>>>
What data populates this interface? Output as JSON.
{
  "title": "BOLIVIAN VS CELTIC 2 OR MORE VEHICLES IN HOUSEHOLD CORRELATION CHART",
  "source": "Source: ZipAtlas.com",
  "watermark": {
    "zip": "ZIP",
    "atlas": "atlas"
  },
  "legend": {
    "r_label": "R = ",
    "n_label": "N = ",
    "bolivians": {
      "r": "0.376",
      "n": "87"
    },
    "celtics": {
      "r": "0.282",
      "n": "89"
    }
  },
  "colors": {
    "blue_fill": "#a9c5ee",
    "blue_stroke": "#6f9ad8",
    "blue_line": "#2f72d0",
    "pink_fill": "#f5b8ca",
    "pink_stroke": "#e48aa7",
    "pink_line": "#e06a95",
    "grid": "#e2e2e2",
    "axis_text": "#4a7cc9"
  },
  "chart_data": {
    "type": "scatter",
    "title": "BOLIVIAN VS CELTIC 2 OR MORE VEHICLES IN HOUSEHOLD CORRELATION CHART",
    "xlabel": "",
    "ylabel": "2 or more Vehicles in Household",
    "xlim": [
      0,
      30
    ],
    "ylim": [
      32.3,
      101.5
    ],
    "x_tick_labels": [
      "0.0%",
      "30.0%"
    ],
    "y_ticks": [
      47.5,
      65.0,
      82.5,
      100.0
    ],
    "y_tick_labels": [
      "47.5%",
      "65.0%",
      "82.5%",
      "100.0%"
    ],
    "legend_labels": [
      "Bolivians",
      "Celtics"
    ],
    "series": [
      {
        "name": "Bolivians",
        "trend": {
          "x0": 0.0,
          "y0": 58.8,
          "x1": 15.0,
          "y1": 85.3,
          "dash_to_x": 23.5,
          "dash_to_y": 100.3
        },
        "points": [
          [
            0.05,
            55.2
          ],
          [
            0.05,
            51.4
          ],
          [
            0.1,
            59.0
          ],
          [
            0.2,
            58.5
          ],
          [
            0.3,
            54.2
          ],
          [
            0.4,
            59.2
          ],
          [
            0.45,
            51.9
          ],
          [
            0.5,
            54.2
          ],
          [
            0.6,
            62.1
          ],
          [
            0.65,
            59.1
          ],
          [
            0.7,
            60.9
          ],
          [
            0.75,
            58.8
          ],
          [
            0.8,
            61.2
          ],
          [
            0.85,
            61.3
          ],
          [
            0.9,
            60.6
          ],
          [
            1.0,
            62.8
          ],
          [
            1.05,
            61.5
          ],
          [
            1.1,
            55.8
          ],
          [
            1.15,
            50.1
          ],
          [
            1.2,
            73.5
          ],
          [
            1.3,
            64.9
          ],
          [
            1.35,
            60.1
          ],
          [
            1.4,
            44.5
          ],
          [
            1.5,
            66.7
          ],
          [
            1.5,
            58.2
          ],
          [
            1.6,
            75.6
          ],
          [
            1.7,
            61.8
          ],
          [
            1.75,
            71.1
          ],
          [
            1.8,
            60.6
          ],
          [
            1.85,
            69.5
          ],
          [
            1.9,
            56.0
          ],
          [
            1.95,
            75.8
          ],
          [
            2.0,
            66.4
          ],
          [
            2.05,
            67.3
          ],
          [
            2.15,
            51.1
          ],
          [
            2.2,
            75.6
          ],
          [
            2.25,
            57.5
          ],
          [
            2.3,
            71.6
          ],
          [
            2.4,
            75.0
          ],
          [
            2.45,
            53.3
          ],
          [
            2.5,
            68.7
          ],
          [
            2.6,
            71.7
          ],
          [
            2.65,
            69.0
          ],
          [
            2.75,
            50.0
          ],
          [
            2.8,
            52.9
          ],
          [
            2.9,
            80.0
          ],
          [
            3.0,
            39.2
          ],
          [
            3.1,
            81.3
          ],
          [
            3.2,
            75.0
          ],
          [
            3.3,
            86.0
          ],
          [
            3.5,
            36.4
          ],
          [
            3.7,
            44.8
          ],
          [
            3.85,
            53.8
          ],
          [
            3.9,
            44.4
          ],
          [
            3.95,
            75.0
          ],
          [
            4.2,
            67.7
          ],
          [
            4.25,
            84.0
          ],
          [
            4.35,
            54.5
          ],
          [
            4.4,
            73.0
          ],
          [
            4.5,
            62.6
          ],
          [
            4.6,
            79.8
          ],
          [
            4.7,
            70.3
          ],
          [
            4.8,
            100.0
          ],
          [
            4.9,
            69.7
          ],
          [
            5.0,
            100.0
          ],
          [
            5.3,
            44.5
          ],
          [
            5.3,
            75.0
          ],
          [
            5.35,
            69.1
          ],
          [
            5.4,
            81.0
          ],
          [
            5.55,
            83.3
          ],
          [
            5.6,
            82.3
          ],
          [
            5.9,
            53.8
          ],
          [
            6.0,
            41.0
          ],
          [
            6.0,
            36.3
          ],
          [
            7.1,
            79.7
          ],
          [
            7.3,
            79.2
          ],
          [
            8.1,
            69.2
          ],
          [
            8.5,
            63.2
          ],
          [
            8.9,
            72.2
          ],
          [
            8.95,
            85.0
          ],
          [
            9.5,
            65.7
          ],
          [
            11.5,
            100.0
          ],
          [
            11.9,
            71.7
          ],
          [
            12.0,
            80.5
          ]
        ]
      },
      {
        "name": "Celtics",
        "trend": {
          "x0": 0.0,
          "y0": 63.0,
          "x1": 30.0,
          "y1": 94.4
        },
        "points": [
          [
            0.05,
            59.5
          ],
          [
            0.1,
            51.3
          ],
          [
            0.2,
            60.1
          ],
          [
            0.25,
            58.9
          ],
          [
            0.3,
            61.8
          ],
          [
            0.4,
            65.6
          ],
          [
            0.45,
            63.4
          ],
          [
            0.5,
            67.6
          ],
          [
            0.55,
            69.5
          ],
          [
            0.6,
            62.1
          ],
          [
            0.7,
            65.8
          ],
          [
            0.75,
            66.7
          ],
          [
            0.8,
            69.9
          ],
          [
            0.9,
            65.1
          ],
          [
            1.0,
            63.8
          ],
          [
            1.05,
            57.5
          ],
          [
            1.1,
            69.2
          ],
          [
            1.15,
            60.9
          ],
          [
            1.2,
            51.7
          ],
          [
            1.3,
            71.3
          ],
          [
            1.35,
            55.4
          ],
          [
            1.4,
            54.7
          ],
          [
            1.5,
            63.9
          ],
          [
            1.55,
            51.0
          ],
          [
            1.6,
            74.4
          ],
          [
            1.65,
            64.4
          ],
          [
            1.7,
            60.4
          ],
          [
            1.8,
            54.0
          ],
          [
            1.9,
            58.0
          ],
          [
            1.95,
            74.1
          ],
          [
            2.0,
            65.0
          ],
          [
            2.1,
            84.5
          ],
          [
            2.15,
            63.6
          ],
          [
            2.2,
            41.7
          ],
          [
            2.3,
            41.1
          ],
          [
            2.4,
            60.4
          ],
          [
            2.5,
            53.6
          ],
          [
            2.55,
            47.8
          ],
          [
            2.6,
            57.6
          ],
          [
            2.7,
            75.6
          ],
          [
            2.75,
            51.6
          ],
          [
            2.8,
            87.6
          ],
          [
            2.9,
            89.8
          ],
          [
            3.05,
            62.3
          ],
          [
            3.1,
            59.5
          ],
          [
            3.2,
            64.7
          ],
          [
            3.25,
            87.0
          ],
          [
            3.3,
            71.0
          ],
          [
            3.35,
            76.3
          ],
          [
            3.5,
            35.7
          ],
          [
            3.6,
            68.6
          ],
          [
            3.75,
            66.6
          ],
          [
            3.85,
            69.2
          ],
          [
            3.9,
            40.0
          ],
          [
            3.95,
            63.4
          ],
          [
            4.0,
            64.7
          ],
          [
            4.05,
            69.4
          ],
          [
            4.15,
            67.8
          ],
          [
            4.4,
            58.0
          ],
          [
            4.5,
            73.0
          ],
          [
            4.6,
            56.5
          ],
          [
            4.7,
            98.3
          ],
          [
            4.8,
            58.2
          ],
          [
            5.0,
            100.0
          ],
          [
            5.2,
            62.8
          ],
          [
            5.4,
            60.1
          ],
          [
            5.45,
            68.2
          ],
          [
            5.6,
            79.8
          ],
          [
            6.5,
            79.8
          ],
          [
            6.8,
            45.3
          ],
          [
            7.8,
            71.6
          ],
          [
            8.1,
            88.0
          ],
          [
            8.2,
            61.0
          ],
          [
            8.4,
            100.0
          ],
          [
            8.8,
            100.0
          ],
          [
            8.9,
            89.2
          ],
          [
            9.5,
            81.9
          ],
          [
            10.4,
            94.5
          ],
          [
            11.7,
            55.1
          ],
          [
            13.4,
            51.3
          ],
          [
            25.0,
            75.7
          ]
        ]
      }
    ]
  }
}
<<<
Take every line containing the word "CORRELATION" and copy it.

> [The solution]:
  "title": "BOLIVIAN VS CELTIC 2 OR MORE VEHICLES IN HOUSEHOLD CORRELATION CHART",
    "title": "BOLIVIAN VS CELTIC 2 OR MORE VEHICLES IN HOUSEHOLD CORRELATION CHART",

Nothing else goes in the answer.